*** Record excerpts ***
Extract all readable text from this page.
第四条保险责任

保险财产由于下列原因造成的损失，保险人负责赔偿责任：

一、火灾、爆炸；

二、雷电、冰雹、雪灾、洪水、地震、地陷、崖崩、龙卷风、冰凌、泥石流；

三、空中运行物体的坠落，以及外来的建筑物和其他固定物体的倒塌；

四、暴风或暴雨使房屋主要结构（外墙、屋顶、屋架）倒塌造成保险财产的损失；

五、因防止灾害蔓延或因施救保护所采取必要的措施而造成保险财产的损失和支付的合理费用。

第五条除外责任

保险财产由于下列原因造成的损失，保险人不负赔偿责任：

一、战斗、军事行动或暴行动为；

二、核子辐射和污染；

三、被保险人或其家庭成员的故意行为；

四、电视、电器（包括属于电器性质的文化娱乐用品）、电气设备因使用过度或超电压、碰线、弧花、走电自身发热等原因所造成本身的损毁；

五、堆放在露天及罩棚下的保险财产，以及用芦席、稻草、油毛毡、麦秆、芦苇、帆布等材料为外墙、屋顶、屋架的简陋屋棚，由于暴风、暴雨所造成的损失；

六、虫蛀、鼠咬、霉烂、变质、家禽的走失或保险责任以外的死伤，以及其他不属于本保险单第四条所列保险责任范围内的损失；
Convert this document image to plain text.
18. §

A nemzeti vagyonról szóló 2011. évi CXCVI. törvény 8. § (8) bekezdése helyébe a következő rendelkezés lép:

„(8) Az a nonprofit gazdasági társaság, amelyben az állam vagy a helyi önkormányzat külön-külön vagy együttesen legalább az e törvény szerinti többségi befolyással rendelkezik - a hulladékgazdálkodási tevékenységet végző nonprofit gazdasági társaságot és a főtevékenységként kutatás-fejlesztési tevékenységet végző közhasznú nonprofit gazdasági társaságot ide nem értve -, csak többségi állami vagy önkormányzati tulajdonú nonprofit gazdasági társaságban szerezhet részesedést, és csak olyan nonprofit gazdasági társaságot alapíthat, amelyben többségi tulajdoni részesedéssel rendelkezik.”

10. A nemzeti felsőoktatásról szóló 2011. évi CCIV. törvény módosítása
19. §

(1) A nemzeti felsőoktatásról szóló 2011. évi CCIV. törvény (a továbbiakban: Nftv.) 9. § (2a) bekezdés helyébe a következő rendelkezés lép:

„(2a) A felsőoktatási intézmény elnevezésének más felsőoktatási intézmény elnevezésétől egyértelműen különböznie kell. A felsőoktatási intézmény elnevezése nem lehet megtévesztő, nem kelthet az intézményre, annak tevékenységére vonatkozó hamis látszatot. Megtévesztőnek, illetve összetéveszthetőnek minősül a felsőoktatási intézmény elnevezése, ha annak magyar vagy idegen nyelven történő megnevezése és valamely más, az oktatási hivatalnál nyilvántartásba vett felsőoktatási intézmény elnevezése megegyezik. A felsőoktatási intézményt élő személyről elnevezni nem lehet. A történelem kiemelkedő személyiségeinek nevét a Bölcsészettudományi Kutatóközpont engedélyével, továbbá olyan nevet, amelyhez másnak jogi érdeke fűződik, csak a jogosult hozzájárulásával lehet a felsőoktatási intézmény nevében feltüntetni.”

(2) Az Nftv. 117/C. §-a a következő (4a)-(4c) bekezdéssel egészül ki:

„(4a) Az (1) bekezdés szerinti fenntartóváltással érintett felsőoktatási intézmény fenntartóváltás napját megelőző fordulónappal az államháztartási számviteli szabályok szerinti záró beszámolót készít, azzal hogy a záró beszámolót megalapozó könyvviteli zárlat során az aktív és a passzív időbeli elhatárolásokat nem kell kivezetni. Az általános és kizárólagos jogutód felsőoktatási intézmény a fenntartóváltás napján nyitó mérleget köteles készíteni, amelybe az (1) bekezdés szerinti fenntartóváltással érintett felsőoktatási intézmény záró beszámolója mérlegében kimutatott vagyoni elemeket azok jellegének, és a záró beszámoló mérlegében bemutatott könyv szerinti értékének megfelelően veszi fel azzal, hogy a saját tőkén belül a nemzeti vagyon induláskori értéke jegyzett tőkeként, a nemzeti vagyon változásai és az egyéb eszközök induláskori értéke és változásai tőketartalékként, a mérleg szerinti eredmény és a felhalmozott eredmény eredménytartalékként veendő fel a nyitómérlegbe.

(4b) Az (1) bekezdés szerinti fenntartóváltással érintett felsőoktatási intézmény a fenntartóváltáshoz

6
***
- **Job**
Each record should come back exactly as written.

- **Written response**
Extract all readable text from this page.
第四条保险责任

保险财产由于下列原因造成的损失，保险人负责赔偿责任：

一、火灾、爆炸；

二、雷电、冰雹、雪灾、洪水、地震、地陷、崖崩、龙卷风、冰凌、泥石流；

三、空中运行物体的坠落，以及外来的建筑物和其他固定物体的倒塌；

四、暴风或暴雨使房屋主要结构（外墙、屋顶、屋架）倒塌造成保险财产的损失；

五、因防止灾害蔓延或因施救保护所采取必要的措施而造成保险财产的损失和支付的合理费用。

第五条除外责任

保险财产由于下列原因造成的损失，保险人不负赔偿责任：

一、战斗、军事行动或暴行动为；

二、核子辐射和污染；

三、被保险人或其家庭成员的故意行为；

四、电视、电器（包括属于电器性质的文化娱乐用品）、电气设备因使用过度或超电压、碰线、弧花、走电自身发热等原因所造成本身的损毁；

五、堆放在露天及罩棚下的保险财产，以及用芦席、稻草、油毛毡、麦秆、芦苇、帆布等材料为外墙、屋顶、屋架的简陋屋棚，由于暴风、暴雨所造成的损失；

六、虫蛀、鼠咬、霉烂、变质、家禽的走失或保险责任以外的死伤，以及其他不属于本保险单第四条所列保险责任范围内的损失；
Convert this document image to plain text.
18. §

A nemzeti vagyonról szóló 2011. évi CXCVI. törvény 8. § (8) bekezdése helyébe a következő rendelkezés lép:

„(8) Az a nonprofit gazdasági társaság, amelyben az állam vagy a helyi önkormányzat külön-külön vagy együttesen legalább az e törvény szerinti többségi befolyással rendelkezik - a hulladékgazdálkodási tevékenységet végző nonprofit gazdasági társaságot és a főtevékenységként kutatás-fejlesztési tevékenységet végző közhasznú nonprofit gazdasági társaságot ide nem értve -, csak többségi állami vagy önkormányzati tulajdonú nonprofit gazdasági társaságban szerezhet részesedést, és csak olyan nonprofit gazdasági társaságot alapíthat, amelyben többségi tulajdoni részesedéssel rendelkezik.”

10. A nemzeti felsőoktatásról szóló 2011. évi CCIV. törvény módosítása
19. §

(1) A nemzeti felsőoktatásról szóló 2011. évi CCIV. törvény (a továbbiakban: Nftv.) 9. § (2a) bekezdés helyébe a következő rendelkezés lép:

„(2a) A felsőoktatási intézmény elnevezésének más felsőoktatási intézmény elnevezésétől egyértelműen különböznie kell. A felsőoktatási intézmény elnevezése nem lehet megtévesztő, nem kelthet az intézményre, annak tevékenységére vonatkozó hamis látszatot. Megtévesztőnek, illetve összetéveszthetőnek minősül a felsőoktatási intézmény elnevezése, ha annak magyar vagy idegen nyelven történő megnevezése és valamely más, az oktatási hivatalnál nyilvántartásba vett felsőoktatási intézmény elnevezése megegyezik. A felsőoktatási intézményt élő személyről elnevezni nem lehet. A történelem kiemelkedő személyiségeinek nevét a Bölcsészettudományi Kutatóközpont engedélyével, továbbá olyan nevet, amelyhez másnak jogi érdeke fűződik, csak a jogosult hozzájárulásával lehet a felsőoktatási intézmény nevében feltüntetni.”

(2) Az Nftv. 117/C. §-a a következő (4a)-(4c) bekezdéssel egészül ki:

„(4a) Az (1) bekezdés szerinti fenntartóváltással érintett felsőoktatási intézmény fenntartóváltás napját megelőző fordulónappal az államháztartási számviteli szabályok szerinti záró beszámolót készít, azzal hogy a záró beszámolót megalapozó könyvviteli zárlat során az aktív és a passzív időbeli elhatárolásokat nem kell kivezetni. Az általános és kizárólagos jogutód felsőoktatási intézmény a fenntartóváltás napján nyitó mérleget köteles készíteni, amelybe az (1) bekezdés szerinti fenntartóváltással érintett felsőoktatási intézmény záró beszámolója mérlegében kimutatott vagyoni elemeket azok jellegének, és a záró beszámoló mérlegében bemutatott könyv szerinti értékének megfelelően veszi fel azzal, hogy a saját tőkén belül a nemzeti vagyon induláskori értéke jegyzett tőkeként, a nemzeti vagyon változásai és az egyéb eszközök induláskori értéke és változásai tőketartalékként, a mérleg szerinti eredmény és a felhalmozott eredmény eredménytartalékként veendő fel a nyitómérlegbe.

(4b) Az (1) bekezdés szerinti fenntartóváltással érintett felsőoktatási intézmény a fenntartóváltáshoz

6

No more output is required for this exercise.